Collected data entries -
((
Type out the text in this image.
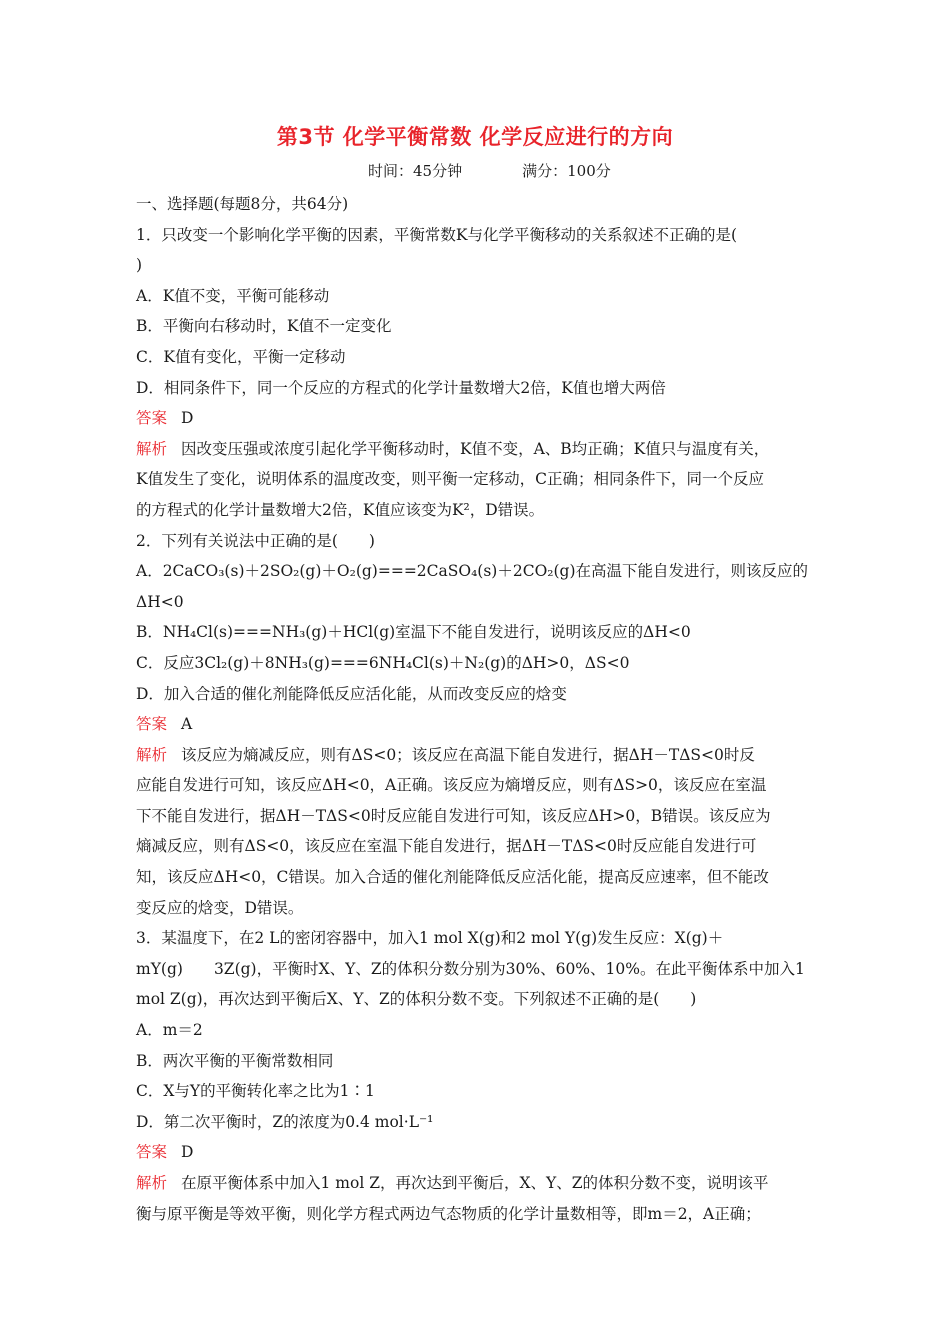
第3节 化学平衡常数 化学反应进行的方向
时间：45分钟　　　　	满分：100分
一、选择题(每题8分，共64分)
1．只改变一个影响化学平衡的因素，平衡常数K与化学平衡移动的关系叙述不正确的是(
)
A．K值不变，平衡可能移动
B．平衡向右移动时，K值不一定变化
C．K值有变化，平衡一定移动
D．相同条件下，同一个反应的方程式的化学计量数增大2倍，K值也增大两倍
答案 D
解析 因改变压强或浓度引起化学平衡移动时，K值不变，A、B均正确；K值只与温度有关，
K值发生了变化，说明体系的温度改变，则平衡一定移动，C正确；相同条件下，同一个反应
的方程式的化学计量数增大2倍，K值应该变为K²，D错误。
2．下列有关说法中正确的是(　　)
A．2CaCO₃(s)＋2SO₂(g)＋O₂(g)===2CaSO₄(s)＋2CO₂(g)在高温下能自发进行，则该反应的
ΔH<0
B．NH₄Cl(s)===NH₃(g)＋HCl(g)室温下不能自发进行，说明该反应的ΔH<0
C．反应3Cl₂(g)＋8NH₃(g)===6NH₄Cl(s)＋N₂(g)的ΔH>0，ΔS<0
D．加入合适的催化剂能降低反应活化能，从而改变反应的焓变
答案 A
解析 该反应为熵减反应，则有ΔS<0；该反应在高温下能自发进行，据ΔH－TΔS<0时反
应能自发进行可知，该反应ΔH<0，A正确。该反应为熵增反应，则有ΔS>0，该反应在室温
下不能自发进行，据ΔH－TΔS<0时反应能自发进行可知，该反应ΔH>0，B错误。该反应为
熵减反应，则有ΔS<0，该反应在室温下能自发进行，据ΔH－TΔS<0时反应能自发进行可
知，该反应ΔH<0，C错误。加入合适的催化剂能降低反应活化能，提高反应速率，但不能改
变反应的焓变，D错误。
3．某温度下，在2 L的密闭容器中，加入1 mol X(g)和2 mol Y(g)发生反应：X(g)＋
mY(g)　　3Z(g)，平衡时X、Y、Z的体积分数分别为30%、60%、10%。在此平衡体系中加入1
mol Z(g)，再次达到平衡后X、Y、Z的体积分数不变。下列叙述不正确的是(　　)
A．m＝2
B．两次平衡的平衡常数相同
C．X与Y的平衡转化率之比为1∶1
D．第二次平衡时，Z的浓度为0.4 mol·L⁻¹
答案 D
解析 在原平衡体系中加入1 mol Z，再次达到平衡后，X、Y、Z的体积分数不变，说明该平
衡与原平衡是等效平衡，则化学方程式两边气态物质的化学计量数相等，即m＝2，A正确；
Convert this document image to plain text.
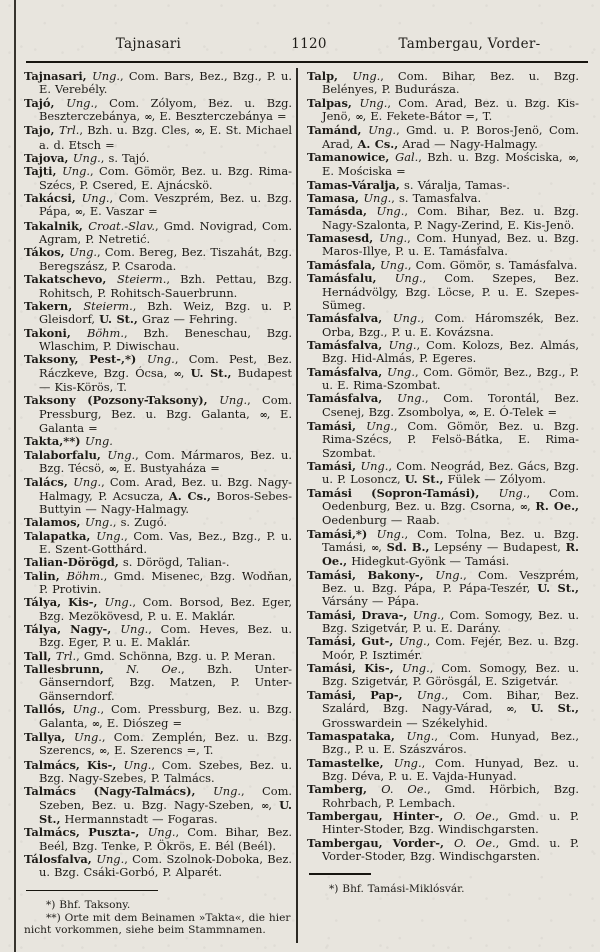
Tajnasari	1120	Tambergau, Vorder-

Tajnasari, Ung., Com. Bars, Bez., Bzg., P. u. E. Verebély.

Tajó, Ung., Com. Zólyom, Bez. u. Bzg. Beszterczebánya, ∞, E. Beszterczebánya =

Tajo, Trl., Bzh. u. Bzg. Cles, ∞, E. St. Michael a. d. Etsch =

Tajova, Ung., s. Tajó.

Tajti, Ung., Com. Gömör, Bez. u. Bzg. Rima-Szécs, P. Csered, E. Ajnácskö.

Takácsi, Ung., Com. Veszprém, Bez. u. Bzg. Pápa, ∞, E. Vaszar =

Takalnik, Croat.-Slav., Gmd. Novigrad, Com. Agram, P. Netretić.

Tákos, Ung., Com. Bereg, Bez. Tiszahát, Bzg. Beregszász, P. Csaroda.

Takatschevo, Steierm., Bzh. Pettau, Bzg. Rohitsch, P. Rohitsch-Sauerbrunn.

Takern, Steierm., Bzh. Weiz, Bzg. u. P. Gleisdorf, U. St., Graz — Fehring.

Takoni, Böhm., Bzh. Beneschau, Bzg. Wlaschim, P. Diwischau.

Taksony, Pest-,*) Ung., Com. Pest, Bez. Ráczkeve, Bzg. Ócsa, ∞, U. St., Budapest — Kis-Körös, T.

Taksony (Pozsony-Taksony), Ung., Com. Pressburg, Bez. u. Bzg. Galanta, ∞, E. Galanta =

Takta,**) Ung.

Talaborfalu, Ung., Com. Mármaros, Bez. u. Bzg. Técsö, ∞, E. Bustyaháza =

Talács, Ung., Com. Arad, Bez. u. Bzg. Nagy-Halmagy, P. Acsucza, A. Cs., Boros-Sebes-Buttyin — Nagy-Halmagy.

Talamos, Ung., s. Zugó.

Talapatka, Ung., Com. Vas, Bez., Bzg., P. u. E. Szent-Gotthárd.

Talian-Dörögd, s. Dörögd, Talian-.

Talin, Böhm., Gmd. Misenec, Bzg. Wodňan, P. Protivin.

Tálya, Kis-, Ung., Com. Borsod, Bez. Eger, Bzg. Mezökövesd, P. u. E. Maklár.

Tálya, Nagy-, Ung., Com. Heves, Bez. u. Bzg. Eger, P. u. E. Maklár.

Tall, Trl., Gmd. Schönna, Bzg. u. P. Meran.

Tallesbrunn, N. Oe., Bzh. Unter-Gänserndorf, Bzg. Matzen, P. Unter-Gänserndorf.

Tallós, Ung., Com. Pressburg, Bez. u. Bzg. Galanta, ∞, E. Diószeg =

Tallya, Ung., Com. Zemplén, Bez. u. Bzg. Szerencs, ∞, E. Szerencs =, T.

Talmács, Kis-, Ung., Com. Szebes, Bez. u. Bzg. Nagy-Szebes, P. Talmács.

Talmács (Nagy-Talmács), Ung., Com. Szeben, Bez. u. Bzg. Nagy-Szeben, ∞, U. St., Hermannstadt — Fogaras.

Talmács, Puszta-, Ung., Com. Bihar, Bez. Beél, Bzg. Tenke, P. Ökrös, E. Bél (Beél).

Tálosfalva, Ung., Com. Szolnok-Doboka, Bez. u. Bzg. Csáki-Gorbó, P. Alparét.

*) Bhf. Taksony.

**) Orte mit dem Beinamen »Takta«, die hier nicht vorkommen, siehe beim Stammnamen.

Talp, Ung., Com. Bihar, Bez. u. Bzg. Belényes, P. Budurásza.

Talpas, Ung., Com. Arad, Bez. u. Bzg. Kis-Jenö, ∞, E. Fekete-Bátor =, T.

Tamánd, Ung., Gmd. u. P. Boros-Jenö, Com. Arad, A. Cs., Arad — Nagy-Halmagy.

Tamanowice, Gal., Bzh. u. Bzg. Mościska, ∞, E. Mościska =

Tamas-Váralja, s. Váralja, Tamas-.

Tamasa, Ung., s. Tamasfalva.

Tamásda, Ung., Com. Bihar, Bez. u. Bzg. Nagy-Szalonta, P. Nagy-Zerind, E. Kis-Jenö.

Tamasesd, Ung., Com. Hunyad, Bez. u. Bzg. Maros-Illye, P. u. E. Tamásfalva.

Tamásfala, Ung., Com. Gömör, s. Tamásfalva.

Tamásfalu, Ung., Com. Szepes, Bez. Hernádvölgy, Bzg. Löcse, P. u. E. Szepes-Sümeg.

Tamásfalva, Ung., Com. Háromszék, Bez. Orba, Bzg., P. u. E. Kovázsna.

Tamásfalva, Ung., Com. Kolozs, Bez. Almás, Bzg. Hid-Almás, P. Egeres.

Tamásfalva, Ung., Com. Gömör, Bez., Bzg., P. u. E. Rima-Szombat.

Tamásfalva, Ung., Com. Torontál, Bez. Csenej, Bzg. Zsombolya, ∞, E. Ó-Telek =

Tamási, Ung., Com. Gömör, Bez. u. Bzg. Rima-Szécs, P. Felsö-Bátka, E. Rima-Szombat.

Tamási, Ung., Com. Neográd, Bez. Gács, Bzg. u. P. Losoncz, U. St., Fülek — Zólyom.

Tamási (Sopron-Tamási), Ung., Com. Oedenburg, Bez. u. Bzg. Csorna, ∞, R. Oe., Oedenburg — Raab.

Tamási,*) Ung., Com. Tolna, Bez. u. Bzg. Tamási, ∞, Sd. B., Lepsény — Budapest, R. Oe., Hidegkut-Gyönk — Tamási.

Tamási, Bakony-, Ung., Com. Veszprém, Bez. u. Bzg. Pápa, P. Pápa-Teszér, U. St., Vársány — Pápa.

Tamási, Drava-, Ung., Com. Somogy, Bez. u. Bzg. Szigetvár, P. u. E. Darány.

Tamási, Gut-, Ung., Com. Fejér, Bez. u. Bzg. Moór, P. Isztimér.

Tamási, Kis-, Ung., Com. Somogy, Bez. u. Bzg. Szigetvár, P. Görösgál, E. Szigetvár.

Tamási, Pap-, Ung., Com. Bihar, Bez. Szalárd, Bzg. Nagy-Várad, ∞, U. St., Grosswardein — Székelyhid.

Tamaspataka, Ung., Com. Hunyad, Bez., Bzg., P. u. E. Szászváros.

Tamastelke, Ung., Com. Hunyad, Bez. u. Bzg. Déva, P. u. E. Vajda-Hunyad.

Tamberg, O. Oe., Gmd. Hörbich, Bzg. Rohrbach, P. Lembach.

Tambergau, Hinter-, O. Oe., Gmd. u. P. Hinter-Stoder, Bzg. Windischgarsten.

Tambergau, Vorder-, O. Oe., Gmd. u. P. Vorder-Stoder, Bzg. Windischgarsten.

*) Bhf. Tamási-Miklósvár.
))
WHAT NEEDS TO BE DONE - Pick out and copy every line that contains the word "Zólyom".

WORKED ANSWER -
Tajó, Ung., Com. Zólyom, Bez. u. Bzg. Beszterczebánya, ∞, E. Beszterczebánya =
Tamási, Ung., Com. Neográd, Bez. Gács, Bzg. u. P. Losoncz, U. St., Fülek — Zólyom.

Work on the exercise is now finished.